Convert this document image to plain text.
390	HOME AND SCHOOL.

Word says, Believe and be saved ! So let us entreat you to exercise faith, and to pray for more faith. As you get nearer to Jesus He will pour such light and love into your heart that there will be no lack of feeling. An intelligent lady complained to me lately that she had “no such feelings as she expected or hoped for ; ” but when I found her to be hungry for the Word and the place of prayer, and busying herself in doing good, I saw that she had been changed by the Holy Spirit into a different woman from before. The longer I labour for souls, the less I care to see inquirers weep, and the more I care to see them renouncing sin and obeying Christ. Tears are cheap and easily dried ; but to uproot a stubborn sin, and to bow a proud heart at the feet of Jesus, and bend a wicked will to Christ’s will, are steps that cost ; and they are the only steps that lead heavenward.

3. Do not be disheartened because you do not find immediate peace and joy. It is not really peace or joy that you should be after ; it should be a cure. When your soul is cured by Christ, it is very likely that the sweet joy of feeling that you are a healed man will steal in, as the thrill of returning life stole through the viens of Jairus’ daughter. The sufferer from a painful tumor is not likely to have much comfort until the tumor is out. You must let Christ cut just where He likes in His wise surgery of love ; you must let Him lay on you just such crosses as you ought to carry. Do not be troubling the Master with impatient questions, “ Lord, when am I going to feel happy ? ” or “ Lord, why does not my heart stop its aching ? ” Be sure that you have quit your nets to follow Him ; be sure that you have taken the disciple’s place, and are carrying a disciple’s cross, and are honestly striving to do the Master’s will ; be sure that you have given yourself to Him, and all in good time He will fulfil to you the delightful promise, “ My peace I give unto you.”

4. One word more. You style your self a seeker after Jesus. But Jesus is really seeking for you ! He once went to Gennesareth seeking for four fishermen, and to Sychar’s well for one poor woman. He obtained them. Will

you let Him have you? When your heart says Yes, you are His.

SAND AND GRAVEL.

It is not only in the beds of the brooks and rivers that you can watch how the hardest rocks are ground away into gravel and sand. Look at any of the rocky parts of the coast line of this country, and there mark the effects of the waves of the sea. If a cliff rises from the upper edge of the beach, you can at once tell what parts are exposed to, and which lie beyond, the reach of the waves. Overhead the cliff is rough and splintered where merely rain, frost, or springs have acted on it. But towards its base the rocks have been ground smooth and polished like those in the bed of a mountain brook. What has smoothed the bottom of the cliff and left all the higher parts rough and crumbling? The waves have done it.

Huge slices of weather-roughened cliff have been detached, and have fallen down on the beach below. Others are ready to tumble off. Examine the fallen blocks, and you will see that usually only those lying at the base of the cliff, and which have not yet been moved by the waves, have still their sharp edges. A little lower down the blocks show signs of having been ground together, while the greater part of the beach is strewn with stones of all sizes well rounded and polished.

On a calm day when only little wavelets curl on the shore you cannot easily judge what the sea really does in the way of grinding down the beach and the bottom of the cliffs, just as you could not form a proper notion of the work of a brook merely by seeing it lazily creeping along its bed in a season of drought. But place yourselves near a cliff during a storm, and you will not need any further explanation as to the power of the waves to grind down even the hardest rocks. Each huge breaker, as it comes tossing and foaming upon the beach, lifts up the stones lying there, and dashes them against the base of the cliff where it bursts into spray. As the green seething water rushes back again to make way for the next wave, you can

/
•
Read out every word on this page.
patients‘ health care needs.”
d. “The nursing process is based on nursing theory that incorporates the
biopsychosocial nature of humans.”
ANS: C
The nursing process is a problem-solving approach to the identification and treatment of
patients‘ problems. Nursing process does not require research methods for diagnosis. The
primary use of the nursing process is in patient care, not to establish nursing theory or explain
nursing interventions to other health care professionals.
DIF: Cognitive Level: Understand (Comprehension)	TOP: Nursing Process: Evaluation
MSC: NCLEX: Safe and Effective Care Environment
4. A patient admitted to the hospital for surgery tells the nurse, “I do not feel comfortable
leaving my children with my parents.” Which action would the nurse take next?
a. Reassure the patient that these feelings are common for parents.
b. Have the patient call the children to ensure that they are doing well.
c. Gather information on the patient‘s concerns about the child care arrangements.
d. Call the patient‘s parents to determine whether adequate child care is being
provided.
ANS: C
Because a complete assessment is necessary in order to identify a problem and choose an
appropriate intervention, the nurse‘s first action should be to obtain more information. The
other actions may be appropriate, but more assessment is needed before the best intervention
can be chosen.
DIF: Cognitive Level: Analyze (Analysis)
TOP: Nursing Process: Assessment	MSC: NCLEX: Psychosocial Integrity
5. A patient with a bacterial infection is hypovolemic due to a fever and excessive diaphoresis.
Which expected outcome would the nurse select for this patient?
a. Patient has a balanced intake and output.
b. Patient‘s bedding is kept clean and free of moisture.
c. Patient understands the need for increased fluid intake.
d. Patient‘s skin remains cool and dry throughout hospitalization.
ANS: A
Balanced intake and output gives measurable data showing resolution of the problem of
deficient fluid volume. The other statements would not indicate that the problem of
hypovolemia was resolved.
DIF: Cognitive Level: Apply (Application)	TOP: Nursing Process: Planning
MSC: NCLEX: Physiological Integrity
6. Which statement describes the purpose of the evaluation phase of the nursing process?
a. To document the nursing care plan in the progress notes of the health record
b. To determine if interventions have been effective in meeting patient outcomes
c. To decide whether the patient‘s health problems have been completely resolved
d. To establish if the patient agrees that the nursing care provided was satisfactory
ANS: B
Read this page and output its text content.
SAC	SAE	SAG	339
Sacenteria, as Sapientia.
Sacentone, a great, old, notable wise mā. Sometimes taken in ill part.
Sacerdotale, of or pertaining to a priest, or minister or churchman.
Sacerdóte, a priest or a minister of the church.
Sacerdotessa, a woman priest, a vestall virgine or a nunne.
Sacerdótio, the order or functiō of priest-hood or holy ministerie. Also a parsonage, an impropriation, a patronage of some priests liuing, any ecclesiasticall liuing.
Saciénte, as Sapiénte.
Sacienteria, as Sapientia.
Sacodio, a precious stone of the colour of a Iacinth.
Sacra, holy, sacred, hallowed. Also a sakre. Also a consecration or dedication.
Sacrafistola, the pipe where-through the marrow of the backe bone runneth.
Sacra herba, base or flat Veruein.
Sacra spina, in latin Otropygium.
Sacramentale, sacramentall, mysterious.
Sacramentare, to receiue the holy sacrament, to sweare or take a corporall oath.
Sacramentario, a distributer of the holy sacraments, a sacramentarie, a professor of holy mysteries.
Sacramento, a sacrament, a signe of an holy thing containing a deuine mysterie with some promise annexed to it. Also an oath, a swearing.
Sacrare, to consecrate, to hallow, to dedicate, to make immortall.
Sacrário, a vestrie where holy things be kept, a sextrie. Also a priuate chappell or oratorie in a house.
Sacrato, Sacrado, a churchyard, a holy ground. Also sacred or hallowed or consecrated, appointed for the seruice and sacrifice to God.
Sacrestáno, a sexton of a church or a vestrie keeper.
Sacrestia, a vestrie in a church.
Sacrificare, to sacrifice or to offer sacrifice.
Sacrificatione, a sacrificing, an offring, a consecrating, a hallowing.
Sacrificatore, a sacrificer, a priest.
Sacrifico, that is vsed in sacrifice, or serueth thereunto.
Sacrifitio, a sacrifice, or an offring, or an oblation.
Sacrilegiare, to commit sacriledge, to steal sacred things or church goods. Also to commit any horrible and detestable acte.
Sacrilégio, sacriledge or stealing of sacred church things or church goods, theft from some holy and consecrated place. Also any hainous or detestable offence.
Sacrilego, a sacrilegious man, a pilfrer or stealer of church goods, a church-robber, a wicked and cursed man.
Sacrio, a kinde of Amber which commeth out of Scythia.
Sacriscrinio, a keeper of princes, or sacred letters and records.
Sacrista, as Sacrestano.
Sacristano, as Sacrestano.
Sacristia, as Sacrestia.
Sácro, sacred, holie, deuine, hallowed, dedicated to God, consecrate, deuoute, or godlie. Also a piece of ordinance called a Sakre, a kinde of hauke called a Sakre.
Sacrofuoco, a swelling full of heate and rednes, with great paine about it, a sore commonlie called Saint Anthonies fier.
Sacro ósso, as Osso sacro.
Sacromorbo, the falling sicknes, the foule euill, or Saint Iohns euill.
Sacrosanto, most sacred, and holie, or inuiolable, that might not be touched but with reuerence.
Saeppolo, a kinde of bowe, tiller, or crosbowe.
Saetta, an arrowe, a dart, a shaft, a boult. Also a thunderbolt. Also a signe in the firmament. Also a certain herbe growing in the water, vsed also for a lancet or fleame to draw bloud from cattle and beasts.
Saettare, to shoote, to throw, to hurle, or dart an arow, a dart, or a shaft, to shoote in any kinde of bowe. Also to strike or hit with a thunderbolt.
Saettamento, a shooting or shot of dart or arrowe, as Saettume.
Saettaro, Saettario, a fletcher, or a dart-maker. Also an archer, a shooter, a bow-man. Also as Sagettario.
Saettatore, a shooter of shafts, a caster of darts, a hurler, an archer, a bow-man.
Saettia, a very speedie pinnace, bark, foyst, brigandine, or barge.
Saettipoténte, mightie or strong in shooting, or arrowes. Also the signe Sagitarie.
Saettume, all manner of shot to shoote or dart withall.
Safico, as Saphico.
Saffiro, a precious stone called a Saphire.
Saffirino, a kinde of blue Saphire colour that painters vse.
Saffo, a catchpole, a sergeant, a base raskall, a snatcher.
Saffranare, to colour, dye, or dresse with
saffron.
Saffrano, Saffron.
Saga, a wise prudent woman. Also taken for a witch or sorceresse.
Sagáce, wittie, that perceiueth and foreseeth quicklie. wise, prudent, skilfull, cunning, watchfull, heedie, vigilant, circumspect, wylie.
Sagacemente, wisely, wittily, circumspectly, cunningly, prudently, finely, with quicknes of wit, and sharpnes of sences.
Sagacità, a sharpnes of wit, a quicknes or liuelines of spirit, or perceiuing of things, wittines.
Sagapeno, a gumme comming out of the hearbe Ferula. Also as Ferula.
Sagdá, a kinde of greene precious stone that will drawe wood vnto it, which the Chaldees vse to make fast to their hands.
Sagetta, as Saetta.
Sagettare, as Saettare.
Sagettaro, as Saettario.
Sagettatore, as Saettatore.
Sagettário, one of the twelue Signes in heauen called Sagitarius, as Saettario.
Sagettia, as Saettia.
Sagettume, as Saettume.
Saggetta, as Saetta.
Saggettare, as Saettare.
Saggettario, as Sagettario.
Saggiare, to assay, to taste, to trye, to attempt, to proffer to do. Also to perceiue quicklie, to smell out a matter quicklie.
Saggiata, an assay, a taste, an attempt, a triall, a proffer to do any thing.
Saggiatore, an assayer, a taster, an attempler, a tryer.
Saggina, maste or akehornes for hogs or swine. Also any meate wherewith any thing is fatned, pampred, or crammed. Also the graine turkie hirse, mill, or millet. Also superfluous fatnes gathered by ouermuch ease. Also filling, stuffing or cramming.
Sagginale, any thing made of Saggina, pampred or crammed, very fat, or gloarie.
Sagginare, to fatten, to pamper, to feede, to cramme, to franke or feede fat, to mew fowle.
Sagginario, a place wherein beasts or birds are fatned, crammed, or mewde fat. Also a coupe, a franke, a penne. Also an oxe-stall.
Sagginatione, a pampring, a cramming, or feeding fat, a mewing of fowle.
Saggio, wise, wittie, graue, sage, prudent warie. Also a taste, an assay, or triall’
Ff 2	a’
_ _ _
◆ Task instructions
List every line in the records above that contains the word "detestable".

◆ Solution to the exercise
Sacrilegiare, to commit sacriledge, to steal sacred things or church goods. Also to commit any horrible and detestable acte.
Sacrilégio, sacriledge or stealing of sacred church things or church goods, theft from some holy and consecrated place. Also any hainous or detestable offence.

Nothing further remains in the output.